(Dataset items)
*****
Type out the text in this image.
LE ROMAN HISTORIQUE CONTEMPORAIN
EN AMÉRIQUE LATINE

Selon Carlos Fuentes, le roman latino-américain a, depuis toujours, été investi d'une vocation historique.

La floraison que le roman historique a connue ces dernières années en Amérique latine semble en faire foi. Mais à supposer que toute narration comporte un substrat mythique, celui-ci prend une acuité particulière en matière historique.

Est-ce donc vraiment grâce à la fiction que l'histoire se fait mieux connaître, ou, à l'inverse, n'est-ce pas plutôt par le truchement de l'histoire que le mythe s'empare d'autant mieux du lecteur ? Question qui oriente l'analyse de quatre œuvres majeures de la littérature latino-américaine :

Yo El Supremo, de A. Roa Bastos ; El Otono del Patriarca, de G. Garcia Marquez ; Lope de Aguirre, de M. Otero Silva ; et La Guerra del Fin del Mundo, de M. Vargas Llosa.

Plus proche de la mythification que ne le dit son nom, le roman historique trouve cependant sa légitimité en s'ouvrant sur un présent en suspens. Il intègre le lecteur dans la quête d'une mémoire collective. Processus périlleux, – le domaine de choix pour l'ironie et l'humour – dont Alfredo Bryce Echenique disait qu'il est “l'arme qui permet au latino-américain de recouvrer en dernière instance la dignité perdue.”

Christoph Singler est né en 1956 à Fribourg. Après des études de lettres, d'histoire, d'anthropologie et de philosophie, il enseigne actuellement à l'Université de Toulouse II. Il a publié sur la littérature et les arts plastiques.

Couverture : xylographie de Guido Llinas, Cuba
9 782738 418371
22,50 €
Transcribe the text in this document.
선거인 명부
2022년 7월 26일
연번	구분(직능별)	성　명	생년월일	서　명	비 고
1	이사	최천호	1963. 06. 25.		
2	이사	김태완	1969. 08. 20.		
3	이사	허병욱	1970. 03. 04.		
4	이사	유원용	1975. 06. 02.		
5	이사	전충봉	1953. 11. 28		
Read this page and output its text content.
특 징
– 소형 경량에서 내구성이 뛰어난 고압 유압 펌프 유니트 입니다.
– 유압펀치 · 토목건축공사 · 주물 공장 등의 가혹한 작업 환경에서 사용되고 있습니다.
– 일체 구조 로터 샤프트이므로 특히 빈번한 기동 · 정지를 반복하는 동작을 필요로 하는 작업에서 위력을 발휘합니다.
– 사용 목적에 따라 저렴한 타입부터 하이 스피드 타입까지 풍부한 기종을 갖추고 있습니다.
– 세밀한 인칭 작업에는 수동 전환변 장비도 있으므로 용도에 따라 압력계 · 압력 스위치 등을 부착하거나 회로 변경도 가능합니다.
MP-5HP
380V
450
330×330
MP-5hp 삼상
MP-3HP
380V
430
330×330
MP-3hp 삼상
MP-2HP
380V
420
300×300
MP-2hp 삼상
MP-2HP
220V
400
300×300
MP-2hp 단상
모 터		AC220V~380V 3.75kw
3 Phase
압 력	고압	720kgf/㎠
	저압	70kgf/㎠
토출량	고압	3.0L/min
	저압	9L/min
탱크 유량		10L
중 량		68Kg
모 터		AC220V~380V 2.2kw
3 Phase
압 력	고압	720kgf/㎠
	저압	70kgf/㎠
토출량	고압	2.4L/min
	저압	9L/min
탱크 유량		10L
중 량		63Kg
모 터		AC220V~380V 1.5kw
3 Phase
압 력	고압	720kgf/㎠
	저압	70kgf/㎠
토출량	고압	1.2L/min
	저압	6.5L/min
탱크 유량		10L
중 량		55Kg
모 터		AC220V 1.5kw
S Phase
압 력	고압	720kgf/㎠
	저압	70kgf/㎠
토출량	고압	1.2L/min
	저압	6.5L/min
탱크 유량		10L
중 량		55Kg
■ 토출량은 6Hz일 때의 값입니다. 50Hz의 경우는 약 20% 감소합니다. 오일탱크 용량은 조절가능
*****
» **TASK**
Write out every record shown above, word for word.

» **EXERCISE ANSWER**
Type out the text in this image.
LE ROMAN HISTORIQUE CONTEMPORAIN
EN AMÉRIQUE LATINE

Selon Carlos Fuentes, le roman latino-américain a, depuis toujours, été investi d'une vocation historique.

La floraison que le roman historique a connue ces dernières années en Amérique latine semble en faire foi. Mais à supposer que toute narration comporte un substrat mythique, celui-ci prend une acuité particulière en matière historique.

Est-ce donc vraiment grâce à la fiction que l'histoire se fait mieux connaître, ou, à l'inverse, n'est-ce pas plutôt par le truchement de l'histoire que le mythe s'empare d'autant mieux du lecteur ? Question qui oriente l'analyse de quatre œuvres majeures de la littérature latino-américaine :

Yo El Supremo, de A. Roa Bastos ; El Otono del Patriarca, de G. Garcia Marquez ; Lope de Aguirre, de M. Otero Silva ; et La Guerra del Fin del Mundo, de M. Vargas Llosa.

Plus proche de la mythification que ne le dit son nom, le roman historique trouve cependant sa légitimité en s'ouvrant sur un présent en suspens. Il intègre le lecteur dans la quête d'une mémoire collective. Processus périlleux, – le domaine de choix pour l'ironie et l'humour – dont Alfredo Bryce Echenique disait qu'il est “l'arme qui permet au latino-américain de recouvrer en dernière instance la dignité perdue.”

Christoph Singler est né en 1956 à Fribourg. Après des études de lettres, d'histoire, d'anthropologie et de philosophie, il enseigne actuellement à l'Université de Toulouse II. Il a publié sur la littérature et les arts plastiques.

Couverture : xylographie de Guido Llinas, Cuba
9 782738 418371
22,50 €
Transcribe the text in this document.
선거인 명부
2022년 7월 26일
연번	구분(직능별)	성　명	생년월일	서　명	비 고
1	이사	최천호	1963. 06. 25.		
2	이사	김태완	1969. 08. 20.		
3	이사	허병욱	1970. 03. 04.		
4	이사	유원용	1975. 06. 02.		
5	이사	전충봉	1953. 11. 28		
Read this page and output its text content.
특 징
– 소형 경량에서 내구성이 뛰어난 고압 유압 펌프 유니트 입니다.
– 유압펀치 · 토목건축공사 · 주물 공장 등의 가혹한 작업 환경에서 사용되고 있습니다.
– 일체 구조 로터 샤프트이므로 특히 빈번한 기동 · 정지를 반복하는 동작을 필요로 하는 작업에서 위력을 발휘합니다.
– 사용 목적에 따라 저렴한 타입부터 하이 스피드 타입까지 풍부한 기종을 갖추고 있습니다.
– 세밀한 인칭 작업에는 수동 전환변 장비도 있으므로 용도에 따라 압력계 · 압력 스위치 등을 부착하거나 회로 변경도 가능합니다.
MP-5HP
380V
450
330×330
MP-5hp 삼상
MP-3HP
380V
430
330×330
MP-3hp 삼상
MP-2HP
380V
420
300×300
MP-2hp 삼상
MP-2HP
220V
400
300×300
MP-2hp 단상
모 터		AC220V~380V 3.75kw
3 Phase
압 력	고압	720kgf/㎠
	저압	70kgf/㎠
토출량	고압	3.0L/min
	저압	9L/min
탱크 유량		10L
중 량		68Kg
모 터		AC220V~380V 2.2kw
3 Phase
압 력	고압	720kgf/㎠
	저압	70kgf/㎠
토출량	고압	2.4L/min
	저압	9L/min
탱크 유량		10L
중 량		63Kg
모 터		AC220V~380V 1.5kw
3 Phase
압 력	고압	720kgf/㎠
	저압	70kgf/㎠
토출량	고압	1.2L/min
	저압	6.5L/min
탱크 유량		10L
중 량		55Kg
모 터		AC220V 1.5kw
S Phase
압 력	고압	720kgf/㎠
	저압	70kgf/㎠
토출량	고압	1.2L/min
	저압	6.5L/min
탱크 유량		10L
중 량		55Kg
■ 토출량은 6Hz일 때의 값입니다. 50Hz의 경우는 약 20% 감소합니다. 오일탱크 용량은 조절가능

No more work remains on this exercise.